RECORDS SUPPLIED start

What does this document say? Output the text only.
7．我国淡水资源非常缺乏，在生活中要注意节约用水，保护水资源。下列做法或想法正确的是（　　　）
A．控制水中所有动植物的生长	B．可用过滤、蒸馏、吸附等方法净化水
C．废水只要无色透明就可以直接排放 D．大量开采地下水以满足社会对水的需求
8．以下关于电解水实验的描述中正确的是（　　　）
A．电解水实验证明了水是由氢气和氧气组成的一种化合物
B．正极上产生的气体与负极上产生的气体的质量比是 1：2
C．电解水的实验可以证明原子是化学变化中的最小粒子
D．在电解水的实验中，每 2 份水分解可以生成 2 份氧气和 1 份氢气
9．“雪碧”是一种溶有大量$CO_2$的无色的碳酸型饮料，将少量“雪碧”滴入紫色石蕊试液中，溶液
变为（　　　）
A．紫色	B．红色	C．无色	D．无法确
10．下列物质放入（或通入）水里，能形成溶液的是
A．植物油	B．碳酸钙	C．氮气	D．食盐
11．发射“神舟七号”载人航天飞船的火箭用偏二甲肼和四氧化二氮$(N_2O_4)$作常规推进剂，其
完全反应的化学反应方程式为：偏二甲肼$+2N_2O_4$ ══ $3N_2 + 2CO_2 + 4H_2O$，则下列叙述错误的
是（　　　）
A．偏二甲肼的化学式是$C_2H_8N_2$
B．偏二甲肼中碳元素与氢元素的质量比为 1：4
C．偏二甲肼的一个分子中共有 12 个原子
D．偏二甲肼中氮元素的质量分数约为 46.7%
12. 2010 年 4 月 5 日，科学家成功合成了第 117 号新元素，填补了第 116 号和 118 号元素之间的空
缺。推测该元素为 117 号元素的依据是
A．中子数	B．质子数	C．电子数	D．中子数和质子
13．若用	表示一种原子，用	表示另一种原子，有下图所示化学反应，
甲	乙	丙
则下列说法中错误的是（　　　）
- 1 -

RECORDS SUPPLIED end

--- EXERCISE REQUIREMENTS ---
Using the listing above, retype each line exactly.

--- RESPONSE BELOW ---
What does this document say? Output the text only.
7．我国淡水资源非常缺乏，在生活中要注意节约用水，保护水资源。下列做法或想法正确的是（　　　）
A．控制水中所有动植物的生长	B．可用过滤、蒸馏、吸附等方法净化水
C．废水只要无色透明就可以直接排放 D．大量开采地下水以满足社会对水的需求
8．以下关于电解水实验的描述中正确的是（　　　）
A．电解水实验证明了水是由氢气和氧气组成的一种化合物
B．正极上产生的气体与负极上产生的气体的质量比是 1：2
C．电解水的实验可以证明原子是化学变化中的最小粒子
D．在电解水的实验中，每 2 份水分解可以生成 2 份氧气和 1 份氢气
9．“雪碧”是一种溶有大量$CO_2$的无色的碳酸型饮料，将少量“雪碧”滴入紫色石蕊试液中，溶液
变为（　　　）
A．紫色	B．红色	C．无色	D．无法确
10．下列物质放入（或通入）水里，能形成溶液的是
A．植物油	B．碳酸钙	C．氮气	D．食盐
11．发射“神舟七号”载人航天飞船的火箭用偏二甲肼和四氧化二氮$(N_2O_4)$作常规推进剂，其
完全反应的化学反应方程式为：偏二甲肼$+2N_2O_4$ ══ $3N_2 + 2CO_2 + 4H_2O$，则下列叙述错误的
是（　　　）
A．偏二甲肼的化学式是$C_2H_8N_2$
B．偏二甲肼中碳元素与氢元素的质量比为 1：4
C．偏二甲肼的一个分子中共有 12 个原子
D．偏二甲肼中氮元素的质量分数约为 46.7%
12. 2010 年 4 月 5 日，科学家成功合成了第 117 号新元素，填补了第 116 号和 118 号元素之间的空
缺。推测该元素为 117 号元素的依据是
A．中子数	B．质子数	C．电子数	D．中子数和质子
13．若用	表示一种原子，用	表示另一种原子，有下图所示化学反应，
甲	乙	丙
则下列说法中错误的是（　　　）
- 1 -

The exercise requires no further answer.